* _What this task involves_: Write out all entries word for word.

* _Listed records_:
-------------------------

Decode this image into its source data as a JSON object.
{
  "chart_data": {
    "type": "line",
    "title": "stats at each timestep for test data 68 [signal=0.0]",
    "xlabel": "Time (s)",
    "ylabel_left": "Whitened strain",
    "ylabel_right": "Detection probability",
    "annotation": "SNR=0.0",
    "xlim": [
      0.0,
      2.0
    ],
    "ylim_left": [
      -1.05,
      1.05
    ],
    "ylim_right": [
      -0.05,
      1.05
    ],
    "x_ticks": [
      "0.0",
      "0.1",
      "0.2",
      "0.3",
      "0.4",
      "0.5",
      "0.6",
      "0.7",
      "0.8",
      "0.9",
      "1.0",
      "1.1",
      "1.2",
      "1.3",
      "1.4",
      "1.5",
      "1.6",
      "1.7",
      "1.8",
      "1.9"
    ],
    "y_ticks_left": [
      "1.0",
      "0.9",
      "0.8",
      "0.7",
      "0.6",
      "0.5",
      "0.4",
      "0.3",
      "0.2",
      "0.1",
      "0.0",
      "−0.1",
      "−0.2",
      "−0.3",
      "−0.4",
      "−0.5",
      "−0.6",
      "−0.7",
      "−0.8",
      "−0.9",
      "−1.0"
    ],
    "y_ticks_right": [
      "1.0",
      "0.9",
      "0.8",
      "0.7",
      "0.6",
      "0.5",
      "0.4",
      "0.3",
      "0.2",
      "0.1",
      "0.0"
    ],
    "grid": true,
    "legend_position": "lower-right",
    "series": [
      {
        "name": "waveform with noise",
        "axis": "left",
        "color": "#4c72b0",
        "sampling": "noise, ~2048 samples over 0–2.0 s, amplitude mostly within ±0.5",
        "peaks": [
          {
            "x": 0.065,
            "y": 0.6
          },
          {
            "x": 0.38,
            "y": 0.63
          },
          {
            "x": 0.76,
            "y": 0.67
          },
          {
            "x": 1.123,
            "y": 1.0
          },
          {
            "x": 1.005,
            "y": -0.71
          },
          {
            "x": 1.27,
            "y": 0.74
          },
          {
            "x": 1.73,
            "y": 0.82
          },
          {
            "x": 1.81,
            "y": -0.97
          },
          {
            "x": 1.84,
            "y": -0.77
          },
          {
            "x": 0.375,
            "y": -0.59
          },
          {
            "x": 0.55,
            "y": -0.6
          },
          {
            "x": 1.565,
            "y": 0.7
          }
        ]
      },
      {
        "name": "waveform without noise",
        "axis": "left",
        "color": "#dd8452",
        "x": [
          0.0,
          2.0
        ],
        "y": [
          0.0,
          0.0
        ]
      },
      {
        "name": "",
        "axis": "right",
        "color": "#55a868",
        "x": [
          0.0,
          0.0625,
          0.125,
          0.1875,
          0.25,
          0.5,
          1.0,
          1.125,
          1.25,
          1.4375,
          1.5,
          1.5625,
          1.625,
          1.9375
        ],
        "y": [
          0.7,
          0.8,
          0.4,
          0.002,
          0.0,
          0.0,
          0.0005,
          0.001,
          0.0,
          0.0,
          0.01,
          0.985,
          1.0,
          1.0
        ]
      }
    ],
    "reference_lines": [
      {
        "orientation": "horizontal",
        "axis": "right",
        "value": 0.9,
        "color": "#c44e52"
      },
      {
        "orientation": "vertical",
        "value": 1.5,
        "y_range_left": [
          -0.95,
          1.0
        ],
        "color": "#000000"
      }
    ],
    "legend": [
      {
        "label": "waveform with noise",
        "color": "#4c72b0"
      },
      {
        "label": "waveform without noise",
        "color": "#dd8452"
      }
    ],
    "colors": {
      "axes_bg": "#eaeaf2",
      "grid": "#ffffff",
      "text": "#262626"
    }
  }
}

-------------------------

* _Reply_:
Decode this image into its source data as a JSON object.
{
  "chart_data": {
    "type": "line",
    "title": "stats at each timestep for test data 68 [signal=0.0]",
    "xlabel": "Time (s)",
    "ylabel_left": "Whitened strain",
    "ylabel_right": "Detection probability",
    "annotation": "SNR=0.0",
    "xlim": [
      0.0,
      2.0
    ],
    "ylim_left": [
      -1.05,
      1.05
    ],
    "ylim_right": [
      -0.05,
      1.05
    ],
    "x_ticks": [
      "0.0",
      "0.1",
      "0.2",
      "0.3",
      "0.4",
      "0.5",
      "0.6",
      "0.7",
      "0.8",
      "0.9",
      "1.0",
      "1.1",
      "1.2",
      "1.3",
      "1.4",
      "1.5",
      "1.6",
      "1.7",
      "1.8",
      "1.9"
    ],
    "y_ticks_left": [
      "1.0",
      "0.9",
      "0.8",
      "0.7",
      "0.6",
      "0.5",
      "0.4",
      "0.3",
      "0.2",
      "0.1",
      "0.0",
      "−0.1",
      "−0.2",
      "−0.3",
      "−0.4",
      "−0.5",
      "−0.6",
      "−0.7",
      "−0.8",
      "−0.9",
      "−1.0"
    ],
    "y_ticks_right": [
      "1.0",
      "0.9",
      "0.8",
      "0.7",
      "0.6",
      "0.5",
      "0.4",
      "0.3",
      "0.2",
      "0.1",
      "0.0"
    ],
    "grid": true,
    "legend_position": "lower-right",
    "series": [
      {
        "name": "waveform with noise",
        "axis": "left",
        "color": "#4c72b0",
        "sampling": "noise, ~2048 samples over 0–2.0 s, amplitude mostly within ±0.5",
        "peaks": [
          {
            "x": 0.065,
            "y": 0.6
          },
          {
            "x": 0.38,
            "y": 0.63
          },
          {
            "x": 0.76,
            "y": 0.67
          },
          {
            "x": 1.123,
            "y": 1.0
          },
          {
            "x": 1.005,
            "y": -0.71
          },
          {
            "x": 1.27,
            "y": 0.74
          },
          {
            "x": 1.73,
            "y": 0.82
          },
          {
            "x": 1.81,
            "y": -0.97
          },
          {
            "x": 1.84,
            "y": -0.77
          },
          {
            "x": 0.375,
            "y": -0.59
          },
          {
            "x": 0.55,
            "y": -0.6
          },
          {
            "x": 1.565,
            "y": 0.7
          }
        ]
      },
      {
        "name": "waveform without noise",
        "axis": "left",
        "color": "#dd8452",
        "x": [
          0.0,
          2.0
        ],
        "y": [
          0.0,
          0.0
        ]
      },
      {
        "name": "",
        "axis": "right",
        "color": "#55a868",
        "x": [
          0.0,
          0.0625,
          0.125,
          0.1875,
          0.25,
          0.5,
          1.0,
          1.125,
          1.25,
          1.4375,
          1.5,
          1.5625,
          1.625,
          1.9375
        ],
        "y": [
          0.7,
          0.8,
          0.4,
          0.002,
          0.0,
          0.0,
          0.0005,
          0.001,
          0.0,
          0.0,
          0.01,
          0.985,
          1.0,
          1.0
        ]
      }
    ],
    "reference_lines": [
      {
        "orientation": "horizontal",
        "axis": "right",
        "value": 0.9,
        "color": "#c44e52"
      },
      {
        "orientation": "vertical",
        "value": 1.5,
        "y_range_left": [
          -0.95,
          1.0
        ],
        "color": "#000000"
      }
    ],
    "legend": [
      {
        "label": "waveform with noise",
        "color": "#4c72b0"
      },
      {
        "label": "waveform without noise",
        "color": "#dd8452"
      }
    ],
    "colors": {
      "axes_bg": "#eaeaf2",
      "grid": "#ffffff",
      "text": "#262626"
    }
  }
}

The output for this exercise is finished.